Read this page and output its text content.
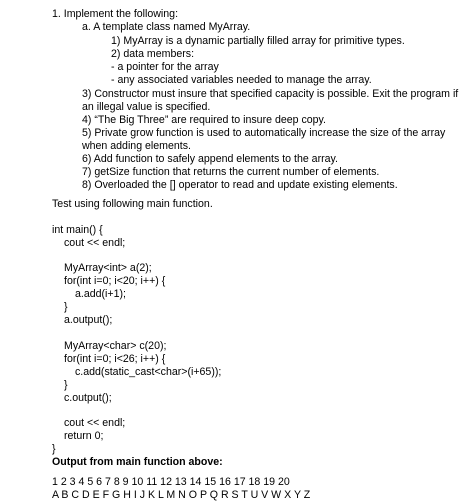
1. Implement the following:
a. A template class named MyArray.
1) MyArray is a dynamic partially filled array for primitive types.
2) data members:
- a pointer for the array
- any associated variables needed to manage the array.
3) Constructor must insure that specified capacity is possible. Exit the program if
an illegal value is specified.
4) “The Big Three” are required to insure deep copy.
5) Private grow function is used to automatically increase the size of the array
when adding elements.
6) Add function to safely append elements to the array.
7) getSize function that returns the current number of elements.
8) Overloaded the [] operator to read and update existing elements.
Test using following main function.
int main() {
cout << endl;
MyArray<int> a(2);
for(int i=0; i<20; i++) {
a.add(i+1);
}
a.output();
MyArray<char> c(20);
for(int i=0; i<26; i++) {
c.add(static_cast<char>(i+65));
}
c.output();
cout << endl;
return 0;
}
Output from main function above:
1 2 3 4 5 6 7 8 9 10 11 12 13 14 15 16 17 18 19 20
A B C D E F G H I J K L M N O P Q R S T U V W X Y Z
+-------+
> **Task**:
Omit the pictures and output all of the other material exactly.

> **Written answer**:
Read this page and output its text content.
1. Implement the following:
a. A template class named MyArray.
1) MyArray is a dynamic partially filled array for primitive types.
2) data members:
- a pointer for the array
- any associated variables needed to manage the array.
3) Constructor must insure that specified capacity is possible. Exit the program if
an illegal value is specified.
4) “The Big Three” are required to insure deep copy.
5) Private grow function is used to automatically increase the size of the array
when adding elements.
6) Add function to safely append elements to the array.
7) getSize function that returns the current number of elements.
8) Overloaded the [] operator to read and update existing elements.
Test using following main function.
int main() {
cout << endl;
MyArray<int> a(2);
for(int i=0; i<20; i++) {
a.add(i+1);
}
a.output();
MyArray<char> c(20);
for(int i=0; i<26; i++) {
c.add(static_cast<char>(i+65));
}
c.output();
cout << endl;
return 0;
}
Output from main function above:
1 2 3 4 5 6 7 8 9 10 11 12 13 14 15 16 17 18 19 20
A B C D E F G H I J K L M N O P Q R S T U V W X Y Z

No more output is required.